===== Task data =====
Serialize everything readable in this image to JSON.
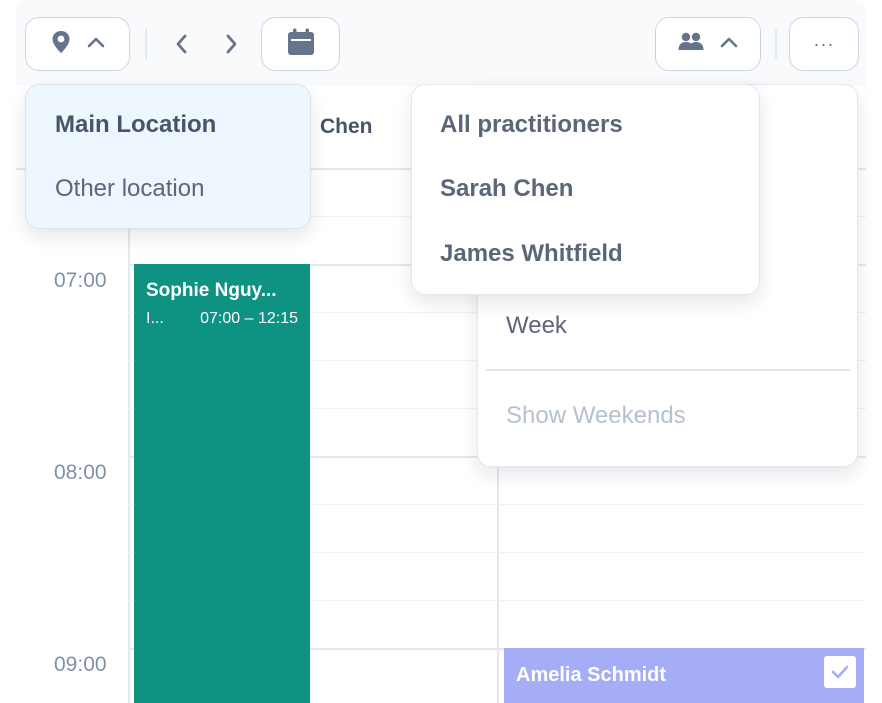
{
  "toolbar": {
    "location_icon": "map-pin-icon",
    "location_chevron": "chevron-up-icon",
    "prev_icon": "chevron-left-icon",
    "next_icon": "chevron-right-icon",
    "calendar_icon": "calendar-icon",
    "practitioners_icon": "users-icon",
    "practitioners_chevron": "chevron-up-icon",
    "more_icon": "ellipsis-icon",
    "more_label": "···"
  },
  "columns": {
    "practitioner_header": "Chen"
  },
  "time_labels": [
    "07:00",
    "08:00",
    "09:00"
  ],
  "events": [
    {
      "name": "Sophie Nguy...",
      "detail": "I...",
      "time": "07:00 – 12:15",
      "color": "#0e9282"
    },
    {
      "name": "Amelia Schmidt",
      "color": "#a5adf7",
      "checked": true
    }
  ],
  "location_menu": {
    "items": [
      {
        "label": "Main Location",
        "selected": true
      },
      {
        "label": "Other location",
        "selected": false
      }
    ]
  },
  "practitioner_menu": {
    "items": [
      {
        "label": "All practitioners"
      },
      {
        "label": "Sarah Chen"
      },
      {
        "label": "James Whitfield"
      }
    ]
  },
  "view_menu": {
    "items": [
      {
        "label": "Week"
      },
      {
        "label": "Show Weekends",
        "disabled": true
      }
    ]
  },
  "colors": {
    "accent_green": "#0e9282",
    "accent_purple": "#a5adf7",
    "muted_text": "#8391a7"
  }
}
=====
===== Task data =====
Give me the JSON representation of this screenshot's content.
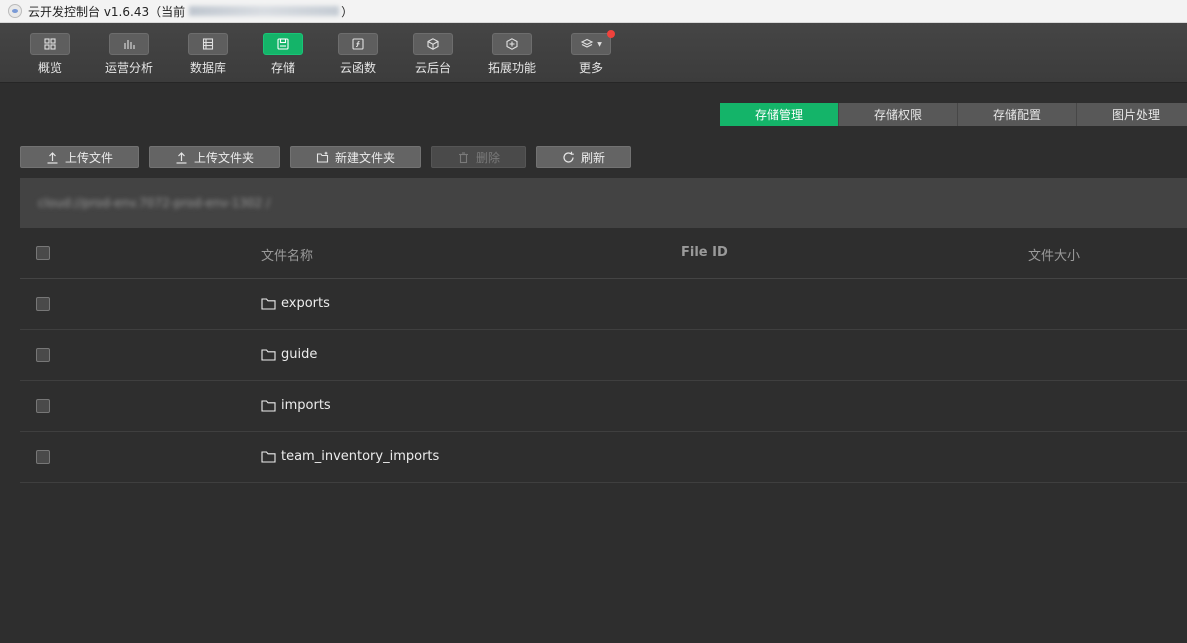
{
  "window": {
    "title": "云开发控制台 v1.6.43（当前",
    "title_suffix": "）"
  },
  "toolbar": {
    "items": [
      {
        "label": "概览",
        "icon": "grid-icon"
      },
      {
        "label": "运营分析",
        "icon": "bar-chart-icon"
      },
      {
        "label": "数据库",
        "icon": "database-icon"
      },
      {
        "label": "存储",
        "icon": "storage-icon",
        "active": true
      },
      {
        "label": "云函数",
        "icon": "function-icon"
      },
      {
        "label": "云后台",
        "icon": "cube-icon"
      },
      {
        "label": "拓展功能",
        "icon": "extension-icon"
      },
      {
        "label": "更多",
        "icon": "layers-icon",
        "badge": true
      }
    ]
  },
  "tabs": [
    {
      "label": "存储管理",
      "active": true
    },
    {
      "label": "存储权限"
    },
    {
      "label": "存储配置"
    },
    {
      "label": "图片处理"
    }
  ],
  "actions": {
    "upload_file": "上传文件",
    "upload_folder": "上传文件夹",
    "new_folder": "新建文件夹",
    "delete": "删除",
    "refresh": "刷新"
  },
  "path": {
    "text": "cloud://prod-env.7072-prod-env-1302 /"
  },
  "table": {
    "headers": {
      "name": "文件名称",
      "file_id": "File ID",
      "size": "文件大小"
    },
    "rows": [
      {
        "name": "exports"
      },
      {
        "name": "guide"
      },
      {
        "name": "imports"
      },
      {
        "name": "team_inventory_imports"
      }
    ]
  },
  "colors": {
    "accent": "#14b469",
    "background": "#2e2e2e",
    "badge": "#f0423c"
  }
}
=====
===== Task data =====
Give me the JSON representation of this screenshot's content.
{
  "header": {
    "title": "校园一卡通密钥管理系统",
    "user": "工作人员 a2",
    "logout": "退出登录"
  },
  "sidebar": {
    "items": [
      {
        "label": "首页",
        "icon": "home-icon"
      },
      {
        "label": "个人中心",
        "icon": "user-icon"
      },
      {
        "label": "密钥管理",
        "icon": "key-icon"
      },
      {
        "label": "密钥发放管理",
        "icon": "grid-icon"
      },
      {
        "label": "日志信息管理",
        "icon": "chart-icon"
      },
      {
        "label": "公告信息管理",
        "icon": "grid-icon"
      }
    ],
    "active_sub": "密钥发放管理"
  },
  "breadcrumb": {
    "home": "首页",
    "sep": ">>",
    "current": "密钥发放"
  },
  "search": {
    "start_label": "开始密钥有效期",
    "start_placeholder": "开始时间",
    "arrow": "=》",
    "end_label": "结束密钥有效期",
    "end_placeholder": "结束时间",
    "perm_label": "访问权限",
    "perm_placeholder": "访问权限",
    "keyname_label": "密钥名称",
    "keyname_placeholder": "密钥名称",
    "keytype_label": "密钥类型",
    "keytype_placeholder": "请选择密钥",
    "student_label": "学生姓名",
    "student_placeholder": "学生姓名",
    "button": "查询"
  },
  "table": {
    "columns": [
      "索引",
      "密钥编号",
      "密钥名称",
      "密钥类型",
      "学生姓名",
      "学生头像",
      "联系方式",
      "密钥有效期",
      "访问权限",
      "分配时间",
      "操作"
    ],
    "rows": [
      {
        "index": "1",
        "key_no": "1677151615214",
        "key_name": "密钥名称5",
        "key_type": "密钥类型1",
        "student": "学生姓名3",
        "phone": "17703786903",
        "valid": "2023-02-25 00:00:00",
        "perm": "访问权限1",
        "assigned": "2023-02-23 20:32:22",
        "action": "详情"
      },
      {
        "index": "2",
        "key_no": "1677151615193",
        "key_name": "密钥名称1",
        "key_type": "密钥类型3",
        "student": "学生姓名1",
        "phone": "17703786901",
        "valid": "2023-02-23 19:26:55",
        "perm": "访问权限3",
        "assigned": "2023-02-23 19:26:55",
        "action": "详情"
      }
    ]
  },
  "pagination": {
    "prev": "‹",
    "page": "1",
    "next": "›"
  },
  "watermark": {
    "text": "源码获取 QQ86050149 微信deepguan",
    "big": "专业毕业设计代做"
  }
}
=====
Task to complete:
Whenever "Chen" turns up in a line, pick that line out.

Answer to the problem:
    "practitioner_header": "Chen"
        "label": "Sarah Chen"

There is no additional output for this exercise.